### Listed entries:
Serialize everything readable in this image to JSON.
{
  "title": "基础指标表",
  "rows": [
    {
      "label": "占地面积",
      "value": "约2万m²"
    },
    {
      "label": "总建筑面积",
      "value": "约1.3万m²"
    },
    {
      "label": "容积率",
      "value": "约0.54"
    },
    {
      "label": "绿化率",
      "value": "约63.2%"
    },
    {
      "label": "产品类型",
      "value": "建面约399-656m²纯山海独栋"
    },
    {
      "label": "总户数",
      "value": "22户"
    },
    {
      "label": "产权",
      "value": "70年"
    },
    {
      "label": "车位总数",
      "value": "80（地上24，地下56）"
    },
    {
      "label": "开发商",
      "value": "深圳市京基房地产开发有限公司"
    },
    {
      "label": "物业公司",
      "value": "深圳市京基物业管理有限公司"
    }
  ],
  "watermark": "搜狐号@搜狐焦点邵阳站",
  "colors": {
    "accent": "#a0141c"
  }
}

### Work required:
Copy every line of the listing that contains the word "label".

### Task solution:
      "label": "占地面积",
      "label": "总建筑面积",
      "label": "容积率",
      "label": "绿化率",
      "label": "产品类型",
      "label": "总户数",
      "label": "产权",
      "label": "车位总数",
      "label": "开发商",
      "label": "物业公司",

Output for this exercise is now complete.